> _GIVEN EXERCISE_
Copy every line of the material below character for character, keeping the original order.

> _THE INPUT_
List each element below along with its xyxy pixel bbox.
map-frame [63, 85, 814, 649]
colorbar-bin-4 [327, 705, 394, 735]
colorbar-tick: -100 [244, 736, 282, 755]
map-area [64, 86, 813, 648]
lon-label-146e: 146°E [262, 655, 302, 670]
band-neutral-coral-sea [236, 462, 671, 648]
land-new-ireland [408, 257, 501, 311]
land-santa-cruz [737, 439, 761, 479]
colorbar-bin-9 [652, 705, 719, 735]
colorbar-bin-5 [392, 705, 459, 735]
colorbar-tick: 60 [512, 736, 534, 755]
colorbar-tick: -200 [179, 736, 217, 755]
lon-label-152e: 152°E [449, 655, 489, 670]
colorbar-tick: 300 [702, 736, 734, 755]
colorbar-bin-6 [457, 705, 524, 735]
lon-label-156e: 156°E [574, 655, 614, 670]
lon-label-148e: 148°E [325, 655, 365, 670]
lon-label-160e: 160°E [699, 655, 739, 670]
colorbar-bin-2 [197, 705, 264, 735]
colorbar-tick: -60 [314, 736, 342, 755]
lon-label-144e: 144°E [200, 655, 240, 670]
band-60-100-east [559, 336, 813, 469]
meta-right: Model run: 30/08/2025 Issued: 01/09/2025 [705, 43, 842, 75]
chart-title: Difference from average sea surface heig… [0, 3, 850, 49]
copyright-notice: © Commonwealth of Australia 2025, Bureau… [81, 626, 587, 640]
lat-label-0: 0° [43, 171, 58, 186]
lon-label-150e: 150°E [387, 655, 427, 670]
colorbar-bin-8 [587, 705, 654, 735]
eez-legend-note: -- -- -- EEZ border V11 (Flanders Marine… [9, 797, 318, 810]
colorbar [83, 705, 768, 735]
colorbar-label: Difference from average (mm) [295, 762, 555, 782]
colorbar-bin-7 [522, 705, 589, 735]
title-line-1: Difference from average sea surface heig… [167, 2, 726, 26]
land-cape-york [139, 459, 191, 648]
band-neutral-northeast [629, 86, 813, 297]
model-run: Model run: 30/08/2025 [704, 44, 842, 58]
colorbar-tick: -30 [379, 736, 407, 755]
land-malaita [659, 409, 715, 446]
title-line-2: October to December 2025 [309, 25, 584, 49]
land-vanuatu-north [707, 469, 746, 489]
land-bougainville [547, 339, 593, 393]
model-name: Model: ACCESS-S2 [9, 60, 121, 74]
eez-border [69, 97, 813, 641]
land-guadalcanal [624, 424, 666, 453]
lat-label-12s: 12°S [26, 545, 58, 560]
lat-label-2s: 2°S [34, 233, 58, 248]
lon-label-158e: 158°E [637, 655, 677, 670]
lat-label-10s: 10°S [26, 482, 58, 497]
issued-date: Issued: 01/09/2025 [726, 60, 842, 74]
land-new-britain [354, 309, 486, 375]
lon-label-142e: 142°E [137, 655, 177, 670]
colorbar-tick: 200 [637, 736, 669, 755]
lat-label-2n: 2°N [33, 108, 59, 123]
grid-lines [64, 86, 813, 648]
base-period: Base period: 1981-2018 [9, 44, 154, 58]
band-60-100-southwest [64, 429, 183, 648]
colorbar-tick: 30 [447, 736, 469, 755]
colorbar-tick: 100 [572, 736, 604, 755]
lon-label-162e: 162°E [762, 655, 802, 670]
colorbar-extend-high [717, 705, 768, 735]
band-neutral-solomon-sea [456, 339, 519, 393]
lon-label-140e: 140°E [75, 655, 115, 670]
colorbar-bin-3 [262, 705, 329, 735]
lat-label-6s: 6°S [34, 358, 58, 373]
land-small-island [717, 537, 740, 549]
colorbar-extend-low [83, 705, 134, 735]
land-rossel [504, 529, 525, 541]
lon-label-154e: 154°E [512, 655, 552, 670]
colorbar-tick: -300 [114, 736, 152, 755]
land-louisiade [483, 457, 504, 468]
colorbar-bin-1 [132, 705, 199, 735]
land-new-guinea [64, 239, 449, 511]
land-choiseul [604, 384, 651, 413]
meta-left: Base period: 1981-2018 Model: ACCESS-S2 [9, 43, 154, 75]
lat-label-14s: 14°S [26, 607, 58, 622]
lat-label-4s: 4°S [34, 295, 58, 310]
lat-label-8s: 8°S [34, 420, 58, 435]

> _SOLUTION TO THE PROBLEM_
List each element below along with its xyxy pixel bbox.
map-frame [63, 85, 814, 649]
colorbar-bin-4 [327, 705, 394, 735]
colorbar-tick: -100 [244, 736, 282, 755]
map-area [64, 86, 813, 648]
lon-label-146e: 146°E [262, 655, 302, 670]
band-neutral-coral-sea [236, 462, 671, 648]
land-new-ireland [408, 257, 501, 311]
land-santa-cruz [737, 439, 761, 479]
colorbar-bin-9 [652, 705, 719, 735]
colorbar-bin-5 [392, 705, 459, 735]
colorbar-tick: 60 [512, 736, 534, 755]
colorbar-tick: -200 [179, 736, 217, 755]
lon-label-152e: 152°E [449, 655, 489, 670]
colorbar-tick: 300 [702, 736, 734, 755]
colorbar-bin-6 [457, 705, 524, 735]
lon-label-156e: 156°E [574, 655, 614, 670]
lon-label-148e: 148°E [325, 655, 365, 670]
lon-label-160e: 160°E [699, 655, 739, 670]
colorbar-bin-2 [197, 705, 264, 735]
colorbar-tick: -60 [314, 736, 342, 755]
lon-label-144e: 144°E [200, 655, 240, 670]
band-60-100-east [559, 336, 813, 469]
meta-right: Model run: 30/08/2025 Issued: 01/09/2025 [705, 43, 842, 75]
chart-title: Difference from average sea surface heig… [0, 3, 850, 49]
copyright-notice: © Commonwealth of Australia 2025, Bureau… [81, 626, 587, 640]
lat-label-0: 0° [43, 171, 58, 186]
lon-label-150e: 150°E [387, 655, 427, 670]
colorbar-bin-8 [587, 705, 654, 735]
eez-legend-note: -- -- -- EEZ border V11 (Flanders Marine… [9, 797, 318, 810]
colorbar [83, 705, 768, 735]
colorbar-label: Difference from average (mm) [295, 762, 555, 782]
colorbar-bin-7 [522, 705, 589, 735]
title-line-1: Difference from average sea surface heig… [167, 2, 726, 26]
land-cape-york [139, 459, 191, 648]
band-neutral-northeast [629, 86, 813, 297]
model-run: Model run: 30/08/2025 [704, 44, 842, 58]
colorbar-tick: -30 [379, 736, 407, 755]
land-malaita [659, 409, 715, 446]
title-line-2: October to December 2025 [309, 25, 584, 49]
land-vanuatu-north [707, 469, 746, 489]
land-bougainville [547, 339, 593, 393]
model-name: Model: ACCESS-S2 [9, 60, 121, 74]
eez-border [69, 97, 813, 641]
land-guadalcanal [624, 424, 666, 453]
lat-label-12s: 12°S [26, 545, 58, 560]
lat-label-2s: 2°S [34, 233, 58, 248]
lon-label-158e: 158°E [637, 655, 677, 670]
lat-label-10s: 10°S [26, 482, 58, 497]
issued-date: Issued: 01/09/2025 [726, 60, 842, 74]
land-new-britain [354, 309, 486, 375]
lon-label-142e: 142°E [137, 655, 177, 670]
colorbar-tick: 200 [637, 736, 669, 755]
lat-label-2n: 2°N [33, 108, 59, 123]
grid-lines [64, 86, 813, 648]
base-period: Base period: 1981-2018 [9, 44, 154, 58]
band-60-100-southwest [64, 429, 183, 648]
colorbar-tick: 30 [447, 736, 469, 755]
colorbar-tick: 100 [572, 736, 604, 755]
lon-label-162e: 162°E [762, 655, 802, 670]
colorbar-extend-high [717, 705, 768, 735]
band-neutral-solomon-sea [456, 339, 519, 393]
lon-label-140e: 140°E [75, 655, 115, 670]
colorbar-bin-3 [262, 705, 329, 735]
lat-label-6s: 6°S [34, 358, 58, 373]
land-small-island [717, 537, 740, 549]
colorbar-extend-low [83, 705, 134, 735]
land-rossel [504, 529, 525, 541]
lon-label-154e: 154°E [512, 655, 552, 670]
colorbar-tick: -300 [114, 736, 152, 755]
land-louisiade [483, 457, 504, 468]
colorbar-bin-1 [132, 705, 199, 735]
land-new-guinea [64, 239, 449, 511]
land-choiseul [604, 384, 651, 413]
meta-left: Base period: 1981-2018 Model: ACCESS-S2 [9, 43, 154, 75]
lat-label-14s: 14°S [26, 607, 58, 622]
lat-label-4s: 4°S [34, 295, 58, 310]
lat-label-8s: 8°S [34, 420, 58, 435]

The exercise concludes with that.